SHORT EXERCISE
Report every line from the material that contains the word "playground".

(Data items)
______________________________

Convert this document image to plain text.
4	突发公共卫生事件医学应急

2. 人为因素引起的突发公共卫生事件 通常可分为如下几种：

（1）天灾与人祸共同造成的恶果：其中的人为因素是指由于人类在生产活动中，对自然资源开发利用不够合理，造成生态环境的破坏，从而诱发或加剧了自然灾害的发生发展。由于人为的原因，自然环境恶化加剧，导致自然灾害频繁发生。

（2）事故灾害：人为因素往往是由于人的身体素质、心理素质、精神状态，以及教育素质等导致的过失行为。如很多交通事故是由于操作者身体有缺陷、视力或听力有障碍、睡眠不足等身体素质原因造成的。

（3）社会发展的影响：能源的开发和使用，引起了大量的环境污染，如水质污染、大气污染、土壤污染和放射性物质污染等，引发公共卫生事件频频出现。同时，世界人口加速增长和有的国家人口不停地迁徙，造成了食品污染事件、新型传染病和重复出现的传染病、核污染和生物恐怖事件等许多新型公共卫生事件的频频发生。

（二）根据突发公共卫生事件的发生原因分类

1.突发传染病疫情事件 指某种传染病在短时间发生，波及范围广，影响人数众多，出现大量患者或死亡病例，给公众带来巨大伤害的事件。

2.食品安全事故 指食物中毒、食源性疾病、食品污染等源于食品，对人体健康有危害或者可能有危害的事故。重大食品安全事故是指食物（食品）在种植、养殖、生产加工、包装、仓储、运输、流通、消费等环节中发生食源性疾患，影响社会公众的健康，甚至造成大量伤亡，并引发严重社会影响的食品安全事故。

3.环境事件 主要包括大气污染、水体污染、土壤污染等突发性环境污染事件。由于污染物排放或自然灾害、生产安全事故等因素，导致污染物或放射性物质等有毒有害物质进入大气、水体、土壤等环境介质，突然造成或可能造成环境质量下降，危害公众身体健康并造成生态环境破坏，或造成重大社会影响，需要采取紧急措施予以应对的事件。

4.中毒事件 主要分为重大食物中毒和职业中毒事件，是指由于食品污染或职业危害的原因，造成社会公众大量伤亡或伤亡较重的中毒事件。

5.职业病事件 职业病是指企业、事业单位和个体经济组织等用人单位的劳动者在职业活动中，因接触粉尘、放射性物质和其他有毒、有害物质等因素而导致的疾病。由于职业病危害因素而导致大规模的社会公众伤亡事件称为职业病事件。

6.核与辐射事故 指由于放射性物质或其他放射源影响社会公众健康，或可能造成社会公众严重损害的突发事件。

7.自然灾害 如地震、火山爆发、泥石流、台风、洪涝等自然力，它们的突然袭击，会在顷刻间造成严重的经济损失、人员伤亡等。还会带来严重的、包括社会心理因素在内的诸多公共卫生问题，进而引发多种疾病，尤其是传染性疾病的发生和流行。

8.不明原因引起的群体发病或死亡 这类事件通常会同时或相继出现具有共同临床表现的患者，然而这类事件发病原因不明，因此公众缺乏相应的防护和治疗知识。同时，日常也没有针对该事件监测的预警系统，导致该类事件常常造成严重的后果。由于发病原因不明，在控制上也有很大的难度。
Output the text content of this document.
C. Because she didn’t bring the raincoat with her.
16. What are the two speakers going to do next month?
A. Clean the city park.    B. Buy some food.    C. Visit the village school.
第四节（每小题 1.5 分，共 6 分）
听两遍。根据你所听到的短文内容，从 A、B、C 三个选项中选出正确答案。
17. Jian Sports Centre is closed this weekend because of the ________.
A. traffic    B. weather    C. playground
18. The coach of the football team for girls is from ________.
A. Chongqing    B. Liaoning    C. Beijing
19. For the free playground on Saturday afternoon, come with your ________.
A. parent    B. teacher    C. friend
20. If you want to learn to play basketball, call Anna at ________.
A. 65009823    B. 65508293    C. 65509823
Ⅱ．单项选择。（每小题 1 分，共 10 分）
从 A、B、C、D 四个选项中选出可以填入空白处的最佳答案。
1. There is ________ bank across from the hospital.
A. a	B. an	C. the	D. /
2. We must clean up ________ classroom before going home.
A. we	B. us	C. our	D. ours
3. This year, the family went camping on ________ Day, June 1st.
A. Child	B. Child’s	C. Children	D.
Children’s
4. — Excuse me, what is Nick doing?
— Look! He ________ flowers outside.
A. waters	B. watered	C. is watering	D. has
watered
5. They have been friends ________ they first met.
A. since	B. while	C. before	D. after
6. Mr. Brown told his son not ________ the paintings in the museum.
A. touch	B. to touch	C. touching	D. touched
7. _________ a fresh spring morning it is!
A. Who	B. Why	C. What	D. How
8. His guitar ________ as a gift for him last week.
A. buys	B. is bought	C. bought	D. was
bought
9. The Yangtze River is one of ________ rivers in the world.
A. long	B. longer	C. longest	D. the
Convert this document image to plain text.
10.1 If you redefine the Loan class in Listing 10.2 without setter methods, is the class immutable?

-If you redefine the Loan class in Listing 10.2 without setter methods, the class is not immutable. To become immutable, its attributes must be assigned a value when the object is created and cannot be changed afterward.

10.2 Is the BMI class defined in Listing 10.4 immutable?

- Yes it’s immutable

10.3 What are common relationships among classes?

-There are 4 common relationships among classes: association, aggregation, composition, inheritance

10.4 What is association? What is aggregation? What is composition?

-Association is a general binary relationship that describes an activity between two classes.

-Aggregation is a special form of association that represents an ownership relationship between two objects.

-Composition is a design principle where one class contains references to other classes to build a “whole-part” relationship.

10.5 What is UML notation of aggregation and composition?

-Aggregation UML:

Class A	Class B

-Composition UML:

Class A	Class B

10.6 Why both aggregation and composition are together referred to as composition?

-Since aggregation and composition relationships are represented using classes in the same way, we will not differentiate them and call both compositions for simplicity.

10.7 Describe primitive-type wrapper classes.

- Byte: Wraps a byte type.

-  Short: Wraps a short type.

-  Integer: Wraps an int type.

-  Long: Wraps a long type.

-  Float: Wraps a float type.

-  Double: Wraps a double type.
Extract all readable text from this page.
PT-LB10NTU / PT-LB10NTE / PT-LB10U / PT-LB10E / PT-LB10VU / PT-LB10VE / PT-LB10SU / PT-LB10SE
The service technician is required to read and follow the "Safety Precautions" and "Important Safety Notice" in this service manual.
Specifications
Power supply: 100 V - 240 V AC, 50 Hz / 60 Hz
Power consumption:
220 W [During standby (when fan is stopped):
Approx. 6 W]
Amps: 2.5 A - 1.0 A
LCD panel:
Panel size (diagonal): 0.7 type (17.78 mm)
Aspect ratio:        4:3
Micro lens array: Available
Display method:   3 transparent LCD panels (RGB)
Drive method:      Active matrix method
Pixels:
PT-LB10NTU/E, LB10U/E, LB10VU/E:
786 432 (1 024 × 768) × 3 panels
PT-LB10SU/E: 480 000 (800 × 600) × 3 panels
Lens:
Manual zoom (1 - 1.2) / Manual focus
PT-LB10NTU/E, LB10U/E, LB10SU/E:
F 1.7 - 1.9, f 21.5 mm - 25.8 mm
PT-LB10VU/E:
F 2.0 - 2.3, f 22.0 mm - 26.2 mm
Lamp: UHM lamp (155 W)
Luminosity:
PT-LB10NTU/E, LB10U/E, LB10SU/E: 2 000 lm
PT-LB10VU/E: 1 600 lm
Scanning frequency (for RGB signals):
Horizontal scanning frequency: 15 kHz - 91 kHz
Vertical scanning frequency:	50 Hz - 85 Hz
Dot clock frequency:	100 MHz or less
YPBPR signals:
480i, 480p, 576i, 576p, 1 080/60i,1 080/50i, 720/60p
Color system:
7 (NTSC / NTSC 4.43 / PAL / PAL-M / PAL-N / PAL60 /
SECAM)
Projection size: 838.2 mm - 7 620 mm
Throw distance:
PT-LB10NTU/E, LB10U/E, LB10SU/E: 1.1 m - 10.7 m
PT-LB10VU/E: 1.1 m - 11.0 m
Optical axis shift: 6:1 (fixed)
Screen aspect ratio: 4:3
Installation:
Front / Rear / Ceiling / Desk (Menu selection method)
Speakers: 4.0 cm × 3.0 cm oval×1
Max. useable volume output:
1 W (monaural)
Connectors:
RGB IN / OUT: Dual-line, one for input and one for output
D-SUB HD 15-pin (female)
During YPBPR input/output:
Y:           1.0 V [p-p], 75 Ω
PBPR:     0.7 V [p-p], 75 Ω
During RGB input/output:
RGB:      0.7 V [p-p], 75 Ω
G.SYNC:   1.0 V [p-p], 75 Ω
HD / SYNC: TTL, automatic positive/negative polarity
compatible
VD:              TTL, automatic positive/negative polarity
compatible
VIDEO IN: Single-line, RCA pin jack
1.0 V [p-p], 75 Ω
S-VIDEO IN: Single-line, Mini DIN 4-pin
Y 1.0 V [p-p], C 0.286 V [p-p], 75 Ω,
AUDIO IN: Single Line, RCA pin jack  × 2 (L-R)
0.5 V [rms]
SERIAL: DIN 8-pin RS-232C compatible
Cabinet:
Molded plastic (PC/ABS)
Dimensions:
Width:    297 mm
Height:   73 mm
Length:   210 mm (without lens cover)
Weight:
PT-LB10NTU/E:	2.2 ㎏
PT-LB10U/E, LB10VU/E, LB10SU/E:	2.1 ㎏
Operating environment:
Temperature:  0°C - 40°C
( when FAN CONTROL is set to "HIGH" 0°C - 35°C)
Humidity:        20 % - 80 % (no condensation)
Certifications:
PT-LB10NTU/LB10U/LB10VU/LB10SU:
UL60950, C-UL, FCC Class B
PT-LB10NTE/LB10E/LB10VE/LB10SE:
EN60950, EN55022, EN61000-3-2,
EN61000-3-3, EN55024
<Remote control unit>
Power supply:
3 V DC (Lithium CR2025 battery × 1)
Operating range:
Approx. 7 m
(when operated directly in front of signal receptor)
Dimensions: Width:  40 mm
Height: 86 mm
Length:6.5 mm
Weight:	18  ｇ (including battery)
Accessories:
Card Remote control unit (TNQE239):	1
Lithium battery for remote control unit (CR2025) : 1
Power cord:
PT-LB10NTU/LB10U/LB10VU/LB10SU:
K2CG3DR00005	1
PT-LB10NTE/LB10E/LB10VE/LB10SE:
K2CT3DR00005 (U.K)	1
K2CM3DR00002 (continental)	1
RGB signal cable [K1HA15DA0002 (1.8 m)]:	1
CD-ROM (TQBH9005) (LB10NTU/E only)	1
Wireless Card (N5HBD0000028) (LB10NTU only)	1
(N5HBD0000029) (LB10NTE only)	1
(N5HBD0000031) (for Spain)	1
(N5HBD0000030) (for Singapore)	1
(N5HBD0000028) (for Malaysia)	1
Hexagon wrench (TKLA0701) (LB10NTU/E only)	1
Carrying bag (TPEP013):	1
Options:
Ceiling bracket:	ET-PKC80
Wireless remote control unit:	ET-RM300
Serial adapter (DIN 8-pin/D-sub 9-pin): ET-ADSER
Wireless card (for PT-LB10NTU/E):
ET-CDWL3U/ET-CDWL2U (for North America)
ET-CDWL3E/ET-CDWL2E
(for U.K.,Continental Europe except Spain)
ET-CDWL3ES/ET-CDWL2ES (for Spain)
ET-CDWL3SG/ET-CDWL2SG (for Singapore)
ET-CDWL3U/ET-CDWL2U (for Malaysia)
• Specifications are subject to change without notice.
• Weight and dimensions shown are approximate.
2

______________________________

ANSWER FOR THIS EXERCISE
A. traffic    B. weather    C. playground
19. For the free playground on Saturday afternoon, come with your ________.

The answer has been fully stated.